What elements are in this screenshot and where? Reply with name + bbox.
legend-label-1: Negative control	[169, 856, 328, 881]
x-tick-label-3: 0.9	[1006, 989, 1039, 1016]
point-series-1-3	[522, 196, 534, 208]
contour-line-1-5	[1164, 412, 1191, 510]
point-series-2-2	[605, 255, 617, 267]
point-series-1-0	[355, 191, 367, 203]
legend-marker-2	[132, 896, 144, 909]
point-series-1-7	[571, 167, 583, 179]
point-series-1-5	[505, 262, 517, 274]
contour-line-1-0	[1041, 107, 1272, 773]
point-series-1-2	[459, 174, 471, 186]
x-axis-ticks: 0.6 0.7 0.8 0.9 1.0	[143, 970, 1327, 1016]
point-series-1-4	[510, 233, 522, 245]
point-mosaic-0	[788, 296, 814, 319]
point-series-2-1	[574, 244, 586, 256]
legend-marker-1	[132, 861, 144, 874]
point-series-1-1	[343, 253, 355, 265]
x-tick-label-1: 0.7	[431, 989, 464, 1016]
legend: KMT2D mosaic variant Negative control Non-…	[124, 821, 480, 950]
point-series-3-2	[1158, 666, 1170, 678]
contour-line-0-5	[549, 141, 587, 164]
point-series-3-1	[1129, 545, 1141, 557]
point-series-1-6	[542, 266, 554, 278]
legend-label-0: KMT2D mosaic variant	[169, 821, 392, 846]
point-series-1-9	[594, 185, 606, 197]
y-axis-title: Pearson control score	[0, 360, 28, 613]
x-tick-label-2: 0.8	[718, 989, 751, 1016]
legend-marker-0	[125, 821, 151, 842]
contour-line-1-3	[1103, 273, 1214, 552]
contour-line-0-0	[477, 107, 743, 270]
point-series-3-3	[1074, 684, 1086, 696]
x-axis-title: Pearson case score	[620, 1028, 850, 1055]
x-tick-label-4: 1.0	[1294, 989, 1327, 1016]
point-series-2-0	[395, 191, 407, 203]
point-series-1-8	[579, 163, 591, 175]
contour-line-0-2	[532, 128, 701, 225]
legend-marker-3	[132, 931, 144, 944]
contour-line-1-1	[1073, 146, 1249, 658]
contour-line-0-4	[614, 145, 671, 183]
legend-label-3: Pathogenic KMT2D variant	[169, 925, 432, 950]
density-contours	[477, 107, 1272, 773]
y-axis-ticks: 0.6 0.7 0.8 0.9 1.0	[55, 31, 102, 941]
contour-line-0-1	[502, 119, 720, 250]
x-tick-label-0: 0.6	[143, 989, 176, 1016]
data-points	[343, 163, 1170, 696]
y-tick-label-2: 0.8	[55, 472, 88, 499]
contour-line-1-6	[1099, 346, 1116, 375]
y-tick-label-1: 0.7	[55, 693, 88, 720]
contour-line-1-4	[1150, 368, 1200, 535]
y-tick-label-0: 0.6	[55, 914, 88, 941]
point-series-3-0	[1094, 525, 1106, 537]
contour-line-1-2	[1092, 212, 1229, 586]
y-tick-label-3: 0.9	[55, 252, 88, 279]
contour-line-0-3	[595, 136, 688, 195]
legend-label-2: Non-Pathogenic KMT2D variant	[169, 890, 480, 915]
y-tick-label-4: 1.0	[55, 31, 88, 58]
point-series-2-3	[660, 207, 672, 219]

* **What the task requires**
Gather up every line from the listing above in which the word "marker" occurs.

* **Response for this exercise**
legend-marker-2	[132, 896, 144, 909]
legend-marker-1	[132, 861, 144, 874]
legend-marker-0	[125, 821, 151, 842]
legend-marker-3	[132, 931, 144, 944]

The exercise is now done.